Write out the data again exactly, skipping every picture.
[Record list start]
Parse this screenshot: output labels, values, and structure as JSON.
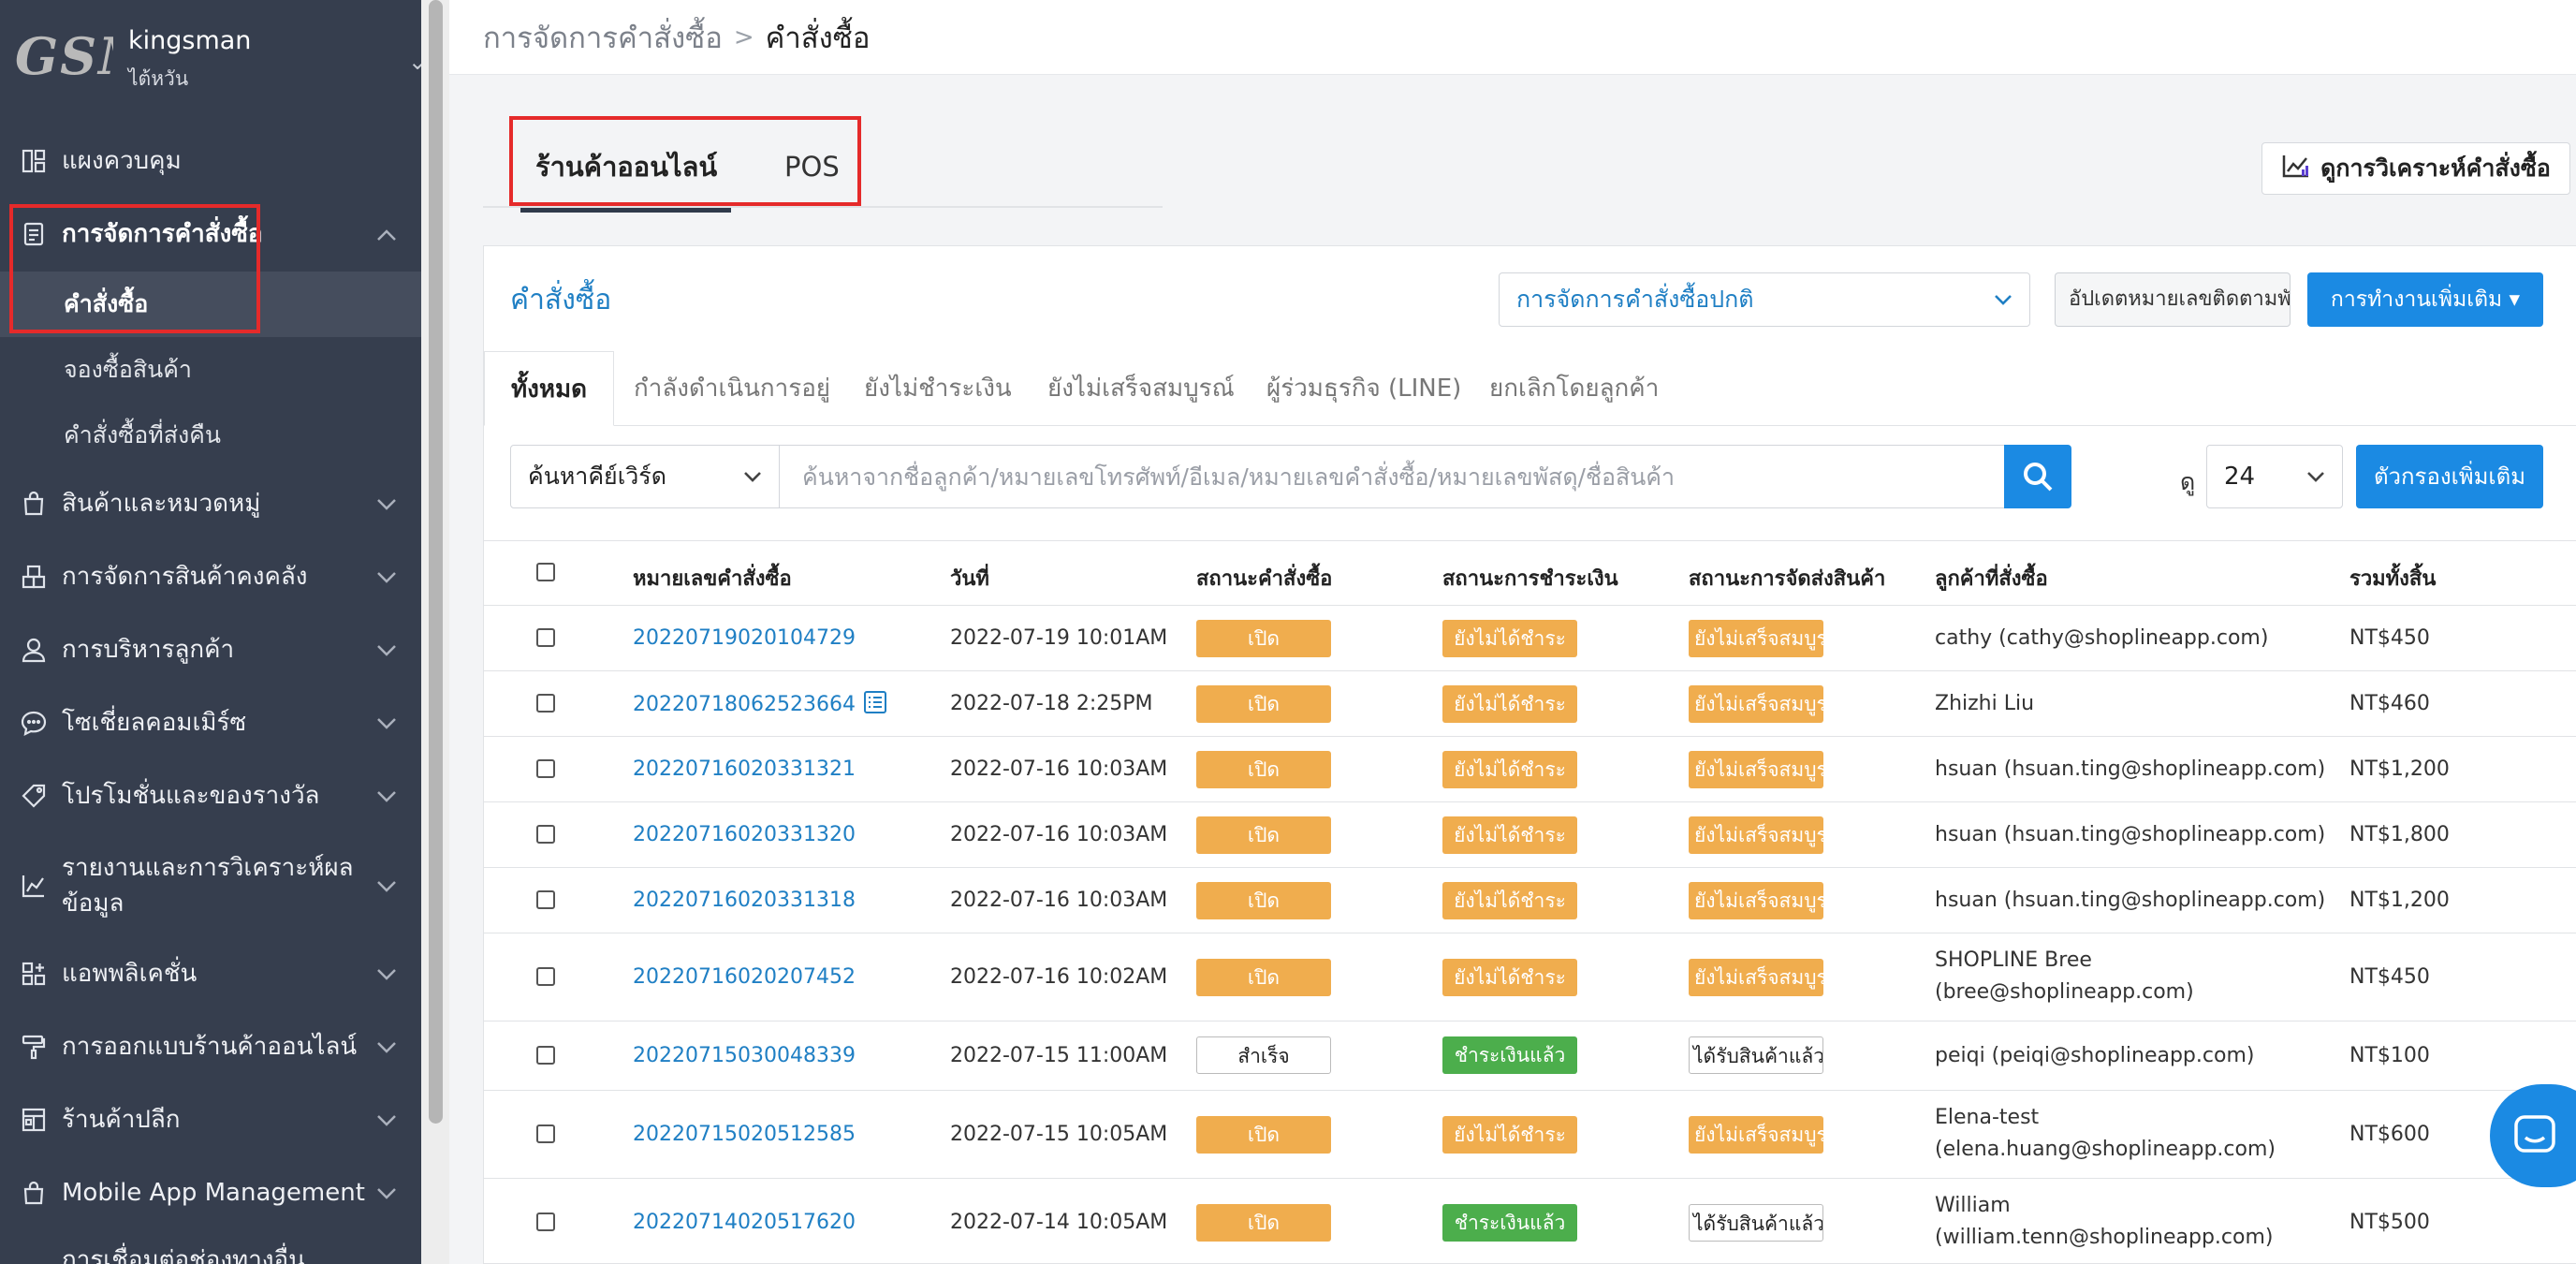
{
  "store": {
    "logo_text": "GSM",
    "name": "kingsman",
    "region": "ไต้หวัน"
  },
  "sidebar": {
    "items": [
      {
        "label": "แผงควบคุม",
        "icon": "dashboard-icon"
      },
      {
        "label": "การจัดการคำสั่งซื้อ",
        "icon": "order-list-icon",
        "expanded": true
      },
      {
        "label": "สินค้าและหมวดหมู่",
        "icon": "shopping-bag-icon"
      },
      {
        "label": "การจัดการสินค้าคงคลัง",
        "icon": "warehouse-icon"
      },
      {
        "label": "การบริหารลูกค้า",
        "icon": "user-icon"
      },
      {
        "label": "โซเชี่ยลคอมเมิร์ซ",
        "icon": "chat-icon"
      },
      {
        "label": "โปรโมชั่นและของรางวัล",
        "icon": "tag-icon"
      },
      {
        "label": "รายงานและการวิเคราะห์ผลข้อมูล",
        "icon": "chart-icon"
      },
      {
        "label": "แอพพลิเคชั่น",
        "icon": "apps-icon"
      },
      {
        "label": "การออกแบบร้านค้าออนไลน์",
        "icon": "brush-icon"
      },
      {
        "label": "ร้านค้าปลีก",
        "icon": "store-icon"
      },
      {
        "label": "Mobile App Management",
        "icon": "mobile-icon"
      },
      {
        "label": "การเชื่อมต่อช่องทางอื่น",
        "icon": "link-icon"
      }
    ],
    "order_submenu": [
      {
        "label": "คำสั่งซื้อ",
        "current": true
      },
      {
        "label": "จองซื้อสินค้า"
      },
      {
        "label": "คำสั่งซื้อที่ส่งคืน"
      }
    ]
  },
  "breadcrumb": {
    "parent": "การจัดการคำสั่งซื้อ",
    "separator": ">",
    "current": "คำสั่งซื้อ"
  },
  "channel_tabs": [
    {
      "label": "ร้านค้าออนไลน์",
      "active": true
    },
    {
      "label": "POS"
    }
  ],
  "analytics_button": "ดูการวิเคราะห์คำสั่งซื้อ",
  "panel": {
    "title": "คำสั่งซื้อ",
    "flow_select": "การจัดการคำสั่งซื้อปกติ",
    "tracking_button": "อัปเดตหมายเลขติดตามพัสดุ",
    "more_actions_button": "การทำงานเพิ่มเติม ▾"
  },
  "status_tabs": [
    {
      "label": "ทั้งหมด",
      "active": true
    },
    {
      "label": "กำลังดำเนินการอยู่"
    },
    {
      "label": "ยังไม่ชำระเงิน"
    },
    {
      "label": "ยังไม่เสร็จสมบูรณ์"
    },
    {
      "label": "ผู้ร่วมธุรกิจ (LINE)"
    },
    {
      "label": "ยกเลิกโดยลูกค้า"
    }
  ],
  "search": {
    "keyword_select": "ค้นหาคีย์เวิร์ด",
    "placeholder": "ค้นหาจากชื่อลูกค้า/หมายเลขโทรศัพท์/อีเมล/หมายเลขคำสั่งซื้อ/หมายเลขพัสดุ/ชื่อสินค้า",
    "view_label": "ดู",
    "per_page": "24",
    "filter_button": "ตัวกรองเพิ่มเติม"
  },
  "table": {
    "headers": [
      "หมายเลขคำสั่งซื้อ",
      "วันที่",
      "สถานะคำสั่งซื้อ",
      "สถานะการชำระเงิน",
      "สถานะการจัดส่งสินค้า",
      "ลูกค้าที่สั่งซื้อ",
      "รวมทั้งสิ้น"
    ],
    "rows": [
      {
        "order": "20220719020104729",
        "date": "2022-07-19 10:01AM",
        "status": "เปิด",
        "payment": "ยังไม่ได้ชำระ",
        "delivery": "ยังไม่เสร็จสมบูรณ์",
        "customer": "cathy (cathy@shoplineapp.com)",
        "customer2": "",
        "total": "NT$450"
      },
      {
        "order": "20220718062523664",
        "date": "2022-07-18 2:25PM",
        "status": "เปิด",
        "payment": "ยังไม่ได้ชำระ",
        "delivery": "ยังไม่เสร็จสมบูรณ์",
        "customer": "Zhizhi Liu",
        "customer2": "",
        "total": "NT$460",
        "note": true
      },
      {
        "order": "20220716020331321",
        "date": "2022-07-16 10:03AM",
        "status": "เปิด",
        "payment": "ยังไม่ได้ชำระ",
        "delivery": "ยังไม่เสร็จสมบูรณ์",
        "customer": "hsuan (hsuan.ting@shoplineapp.com)",
        "customer2": "",
        "total": "NT$1,200"
      },
      {
        "order": "20220716020331320",
        "date": "2022-07-16 10:03AM",
        "status": "เปิด",
        "payment": "ยังไม่ได้ชำระ",
        "delivery": "ยังไม่เสร็จสมบูรณ์",
        "customer": "hsuan (hsuan.ting@shoplineapp.com)",
        "customer2": "",
        "total": "NT$1,800"
      },
      {
        "order": "20220716020331318",
        "date": "2022-07-16 10:03AM",
        "status": "เปิด",
        "payment": "ยังไม่ได้ชำระ",
        "delivery": "ยังไม่เสร็จสมบูรณ์",
        "customer": "hsuan (hsuan.ting@shoplineapp.com)",
        "customer2": "",
        "total": "NT$1,200"
      },
      {
        "order": "20220716020207452",
        "date": "2022-07-16 10:02AM",
        "status": "เปิด",
        "payment": "ยังไม่ได้ชำระ",
        "delivery": "ยังไม่เสร็จสมบูรณ์",
        "customer": "SHOPLINE Bree",
        "customer2": "(bree@shoplineapp.com)",
        "total": "NT$450"
      },
      {
        "order": "20220715030048339",
        "date": "2022-07-15 11:00AM",
        "status": "สำเร็จ",
        "payment": "ชำระเงินแล้ว",
        "delivery": "ได้รับสินค้าแล้ว",
        "customer": "peiqi (peiqi@shoplineapp.com)",
        "customer2": "",
        "total": "NT$100"
      },
      {
        "order": "20220715020512585",
        "date": "2022-07-15 10:05AM",
        "status": "เปิด",
        "payment": "ยังไม่ได้ชำระ",
        "delivery": "ยังไม่เสร็จสมบูรณ์",
        "customer": "Elena-test",
        "customer2": "(elena.huang@shoplineapp.com)",
        "total": "NT$600"
      },
      {
        "order": "20220714020517620",
        "date": "2022-07-14 10:05AM",
        "status": "เปิด",
        "payment": "ชำระเงินแล้ว",
        "delivery": "ได้รับสินค้าแล้ว",
        "customer": "William",
        "customer2": "(william.tenn@shoplineapp.com)",
        "total": "NT$500"
      }
    ]
  }
}
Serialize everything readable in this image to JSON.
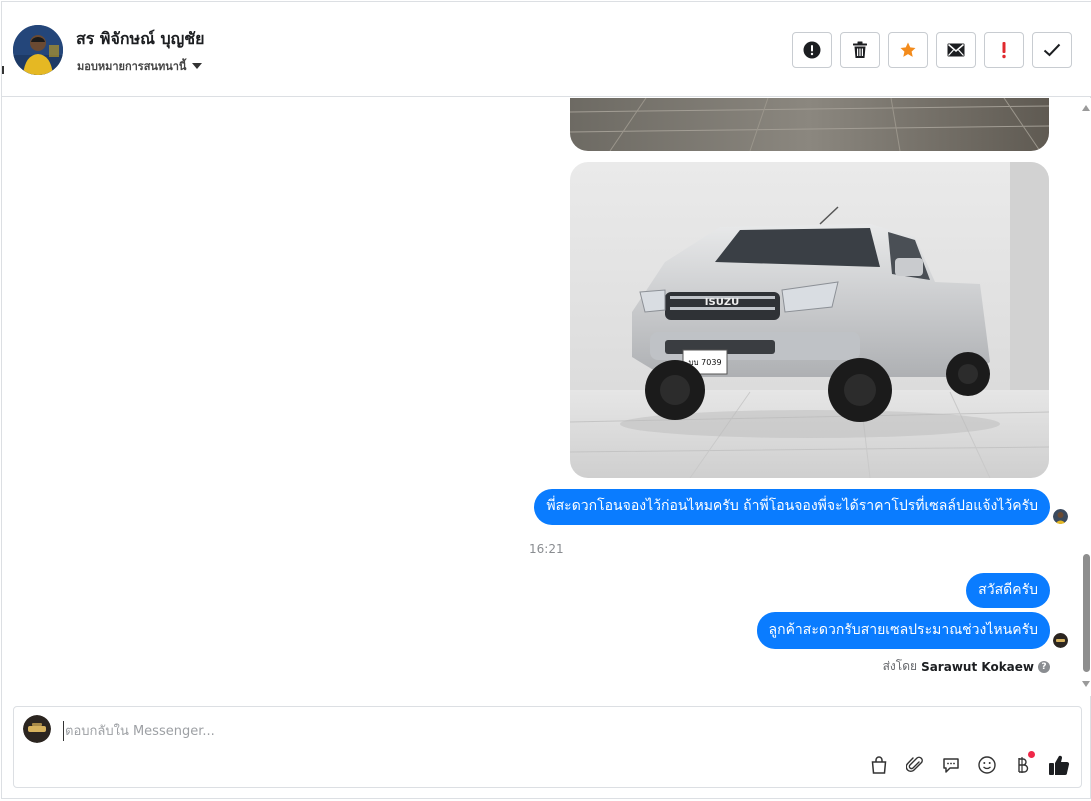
{
  "header": {
    "contact_name": "สร พิจักษณ์ บุญชัย",
    "assign_label": "มอบหมายการสนทนานี้"
  },
  "toolbar": {
    "buttons": [
      {
        "name": "report-spam",
        "icon": "exclamation-circle-icon"
      },
      {
        "name": "delete",
        "icon": "trash-icon"
      },
      {
        "name": "star",
        "icon": "star-icon"
      },
      {
        "name": "mark-unread",
        "icon": "envelope-icon"
      },
      {
        "name": "important",
        "icon": "exclamation-icon"
      },
      {
        "name": "mark-done",
        "icon": "check-icon"
      }
    ],
    "colors": {
      "star": "#f38b1c",
      "important": "#e0292e"
    }
  },
  "conversation": {
    "messages": [
      {
        "text": "พี่สะดวกโอนจองไว้ก่อนไหมครับ ถ้าพี่โอนจองพี่จะได้ราคาโปรที่เซลล์ปอแจ้งไว้ครับ"
      },
      {
        "text": "สวัสดีครับ"
      },
      {
        "text": "ลูกค้าสะดวกรับสายเซลประมาณช่วงไหนครับ"
      }
    ],
    "timestamp": "16:21",
    "sent_by_label": "ส่งโดย",
    "sent_by_name": "Sarawut Kokaew",
    "car_plate": "บบ 7039",
    "car_brand": "ISUZU",
    "bubble_color": "#0a7cff"
  },
  "composer": {
    "placeholder": "ตอบกลับใน Messenger..."
  }
}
[Record list end]
:: Expected answer ::
Parse this screenshot: output labels, values, and structure as JSON.
{
  "store": {
    "logo_text": "GSM",
    "name": "kingsman",
    "region": "ไต้หวัน"
  },
  "sidebar": {
    "items": [
      {
        "label": "แผงควบคุม",
        "icon": "dashboard-icon"
      },
      {
        "label": "การจัดการคำสั่งซื้อ",
        "icon": "order-list-icon",
        "expanded": true
      },
      {
        "label": "สินค้าและหมวดหมู่",
        "icon": "shopping-bag-icon"
      },
      {
        "label": "การจัดการสินค้าคงคลัง",
        "icon": "warehouse-icon"
      },
      {
        "label": "การบริหารลูกค้า",
        "icon": "user-icon"
      },
      {
        "label": "โซเชี่ยลคอมเมิร์ซ",
        "icon": "chat-icon"
      },
      {
        "label": "โปรโมชั่นและของรางวัล",
        "icon": "tag-icon"
      },
      {
        "label": "รายงานและการวิเคราะห์ผลข้อมูล",
        "icon": "chart-icon"
      },
      {
        "label": "แอพพลิเคชั่น",
        "icon": "apps-icon"
      },
      {
        "label": "การออกแบบร้านค้าออนไลน์",
        "icon": "brush-icon"
      },
      {
        "label": "ร้านค้าปลีก",
        "icon": "store-icon"
      },
      {
        "label": "Mobile App Management",
        "icon": "mobile-icon"
      },
      {
        "label": "การเชื่อมต่อช่องทางอื่น",
        "icon": "link-icon"
      }
    ],
    "order_submenu": [
      {
        "label": "คำสั่งซื้อ",
        "current": true
      },
      {
        "label": "จองซื้อสินค้า"
      },
      {
        "label": "คำสั่งซื้อที่ส่งคืน"
      }
    ]
  },
  "breadcrumb": {
    "parent": "การจัดการคำสั่งซื้อ",
    "separator": ">",
    "current": "คำสั่งซื้อ"
  },
  "channel_tabs": [
    {
      "label": "ร้านค้าออนไลน์",
      "active": true
    },
    {
      "label": "POS"
    }
  ],
  "analytics_button": "ดูการวิเคราะห์คำสั่งซื้อ",
  "panel": {
    "title": "คำสั่งซื้อ",
    "flow_select": "การจัดการคำสั่งซื้อปกติ",
    "tracking_button": "อัปเดตหมายเลขติดตามพัสดุ",
    "more_actions_button": "การทำงานเพิ่มเติม ▾"
  },
  "status_tabs": [
    {
      "label": "ทั้งหมด",
      "active": true
    },
    {
      "label": "กำลังดำเนินการอยู่"
    },
    {
      "label": "ยังไม่ชำระเงิน"
    },
    {
      "label": "ยังไม่เสร็จสมบูรณ์"
    },
    {
      "label": "ผู้ร่วมธุรกิจ (LINE)"
    },
    {
      "label": "ยกเลิกโดยลูกค้า"
    }
  ],
  "search": {
    "keyword_select": "ค้นหาคีย์เวิร์ด",
    "placeholder": "ค้นหาจากชื่อลูกค้า/หมายเลขโทรศัพท์/อีเมล/หมายเลขคำสั่งซื้อ/หมายเลขพัสดุ/ชื่อสินค้า",
    "view_label": "ดู",
    "per_page": "24",
    "filter_button": "ตัวกรองเพิ่มเติม"
  },
  "table": {
    "headers": [
      "หมายเลขคำสั่งซื้อ",
      "วันที่",
      "สถานะคำสั่งซื้อ",
      "สถานะการชำระเงิน",
      "สถานะการจัดส่งสินค้า",
      "ลูกค้าที่สั่งซื้อ",
      "รวมทั้งสิ้น"
    ],
    "rows": [
      {
        "order": "20220719020104729",
        "date": "2022-07-19 10:01AM",
        "status": "เปิด",
        "payment": "ยังไม่ได้ชำระ",
        "delivery": "ยังไม่เสร็จสมบูรณ์",
        "customer": "cathy (cathy@shoplineapp.com)",
        "customer2": "",
        "total": "NT$450"
      },
      {
        "order": "20220718062523664",
        "date": "2022-07-18 2:25PM",
        "status": "เปิด",
        "payment": "ยังไม่ได้ชำระ",
        "delivery": "ยังไม่เสร็จสมบูรณ์",
        "customer": "Zhizhi Liu",
        "customer2": "",
        "total": "NT$460",
        "note": true
      },
      {
        "order": "20220716020331321",
        "date": "2022-07-16 10:03AM",
        "status": "เปิด",
        "payment": "ยังไม่ได้ชำระ",
        "delivery": "ยังไม่เสร็จสมบูรณ์",
        "customer": "hsuan (hsuan.ting@shoplineapp.com)",
        "customer2": "",
        "total": "NT$1,200"
      },
      {
        "order": "20220716020331320",
        "date": "2022-07-16 10:03AM",
        "status": "เปิด",
        "payment": "ยังไม่ได้ชำระ",
        "delivery": "ยังไม่เสร็จสมบูรณ์",
        "customer": "hsuan (hsuan.ting@shoplineapp.com)",
        "customer2": "",
        "total": "NT$1,800"
      },
      {
        "order": "20220716020331318",
        "date": "2022-07-16 10:03AM",
        "status": "เปิด",
        "payment": "ยังไม่ได้ชำระ",
        "delivery": "ยังไม่เสร็จสมบูรณ์",
        "customer": "hsuan (hsuan.ting@shoplineapp.com)",
        "customer2": "",
        "total": "NT$1,200"
      },
      {
        "order": "20220716020207452",
        "date": "2022-07-16 10:02AM",
        "status": "เปิด",
        "payment": "ยังไม่ได้ชำระ",
        "delivery": "ยังไม่เสร็จสมบูรณ์",
        "customer": "SHOPLINE Bree",
        "customer2": "(bree@shoplineapp.com)",
        "total": "NT$450"
      },
      {
        "order": "20220715030048339",
        "date": "2022-07-15 11:00AM",
        "status": "สำเร็จ",
        "payment": "ชำระเงินแล้ว",
        "delivery": "ได้รับสินค้าแล้ว",
        "customer": "peiqi (peiqi@shoplineapp.com)",
        "customer2": "",
        "total": "NT$100"
      },
      {
        "order": "20220715020512585",
        "date": "2022-07-15 10:05AM",
        "status": "เปิด",
        "payment": "ยังไม่ได้ชำระ",
        "delivery": "ยังไม่เสร็จสมบูรณ์",
        "customer": "Elena-test",
        "customer2": "(elena.huang@shoplineapp.com)",
        "total": "NT$600"
      },
      {
        "order": "20220714020517620",
        "date": "2022-07-14 10:05AM",
        "status": "เปิด",
        "payment": "ชำระเงินแล้ว",
        "delivery": "ได้รับสินค้าแล้ว",
        "customer": "William",
        "customer2": "(william.tenn@shoplineapp.com)",
        "total": "NT$500"
      }
    ]
  }
}
Serialize everything readable in this image to JSON.
{
  "header": {
    "contact_name": "สร พิจักษณ์ บุญชัย",
    "assign_label": "มอบหมายการสนทนานี้"
  },
  "toolbar": {
    "buttons": [
      {
        "name": "report-spam",
        "icon": "exclamation-circle-icon"
      },
      {
        "name": "delete",
        "icon": "trash-icon"
      },
      {
        "name": "star",
        "icon": "star-icon"
      },
      {
        "name": "mark-unread",
        "icon": "envelope-icon"
      },
      {
        "name": "important",
        "icon": "exclamation-icon"
      },
      {
        "name": "mark-done",
        "icon": "check-icon"
      }
    ],
    "colors": {
      "star": "#f38b1c",
      "important": "#e0292e"
    }
  },
  "conversation": {
    "messages": [
      {
        "text": "พี่สะดวกโอนจองไว้ก่อนไหมครับ ถ้าพี่โอนจองพี่จะได้ราคาโปรที่เซลล์ปอแจ้งไว้ครับ"
      },
      {
        "text": "สวัสดีครับ"
      },
      {
        "text": "ลูกค้าสะดวกรับสายเซลประมาณช่วงไหนครับ"
      }
    ],
    "timestamp": "16:21",
    "sent_by_label": "ส่งโดย",
    "sent_by_name": "Sarawut Kokaew",
    "car_plate": "บบ 7039",
    "car_brand": "ISUZU",
    "bubble_color": "#0a7cff"
  },
  "composer": {
    "placeholder": "ตอบกลับใน Messenger..."
  }
}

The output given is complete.